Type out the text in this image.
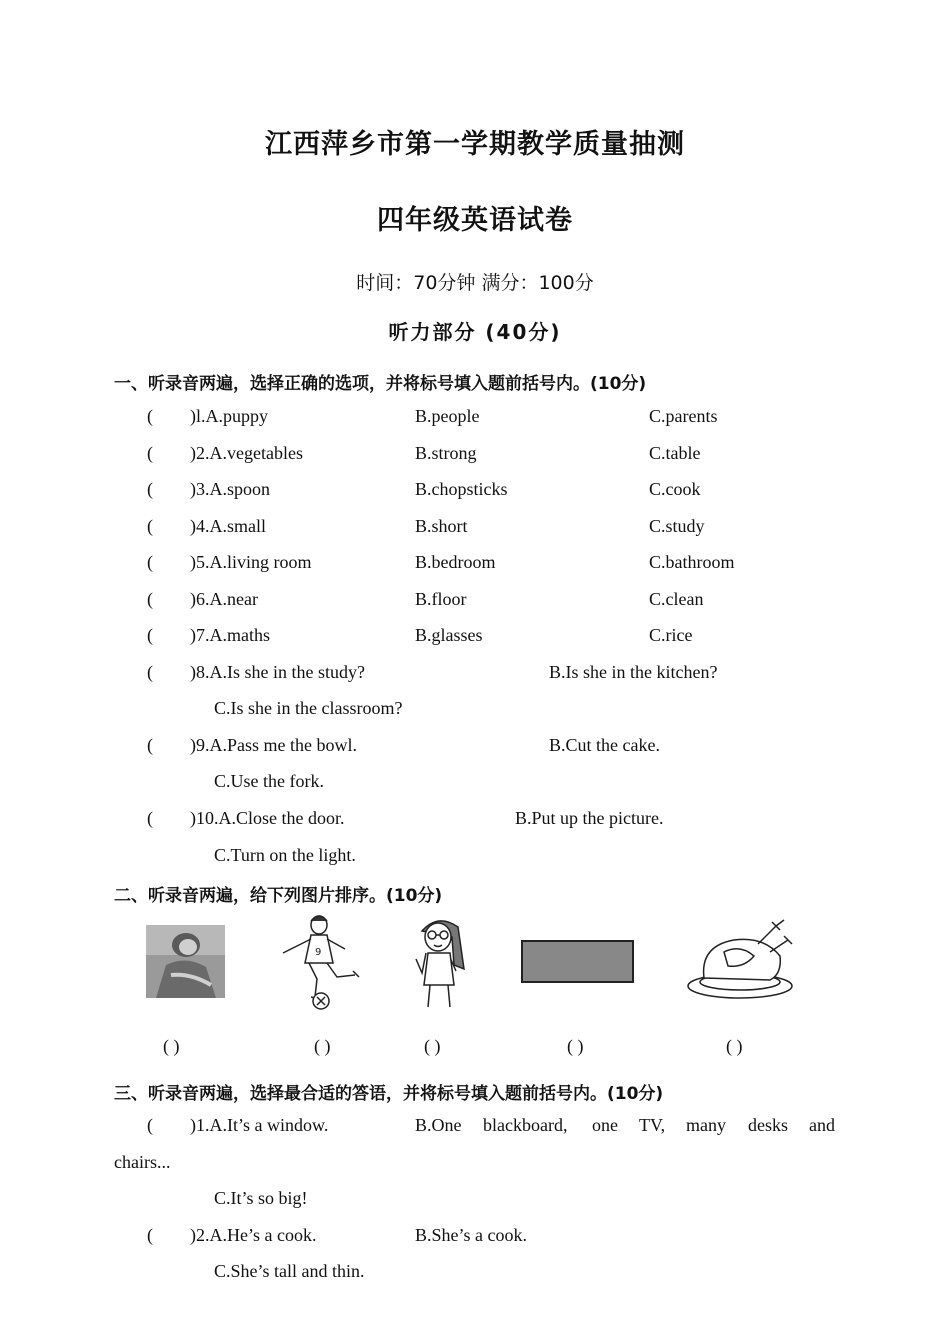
江西萍乡市第一学期教学质量抽测
四年级英语试卷
时间：70分钟 满分：100分
听力部分 (40分)
一、听录音两遍，选择正确的选项，并将标号填入题前括号内。(10分)
( )l.A.puppy	B.people	C.parents
( )2.A.vegetables	B.strong	C.table
( )3.A.spoon	B.chopsticks	C.cook
( )4.A.small	B.short	C.study
( )5.A.living room	B.bedroom	C.bathroom
( )6.A.near	B.floor	C.clean
( )7.A.maths	B.glasses	C.rice
( )8.A.Is she in the study?	B.Is she in the kitchen?
C.Is she in the classroom?
( )9.A.Pass me the bowl.	B.Cut the cake.
C.Use the fork.
( )10.A.Close the door.	B.Put up the picture.
C.Turn on the light.
二、听录音两遍，给下列图片排序。(10分)
9
( )	( )	( )	( )	( )
三、听录音两遍，选择最合适的答语，并将标号填入题前括号内。(10分)
( )1.A.It’s a window.	B.One blackboard, one TV, many desks and
chairs...
C.It’s so big!
( )2.A.He’s a cook.	B.She’s a cook.
C.She’s tall and thin.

* * * * * * * * *

> _Given task_
Using the listing, copy every line where the word "并将标号填入题前括号内" shows up.

> _Solution to the exercise_
一、听录音两遍，选择正确的选项，并将标号填入题前括号内。(10分)
三、听录音两遍，选择最合适的答语，并将标号填入题前括号内。(10分)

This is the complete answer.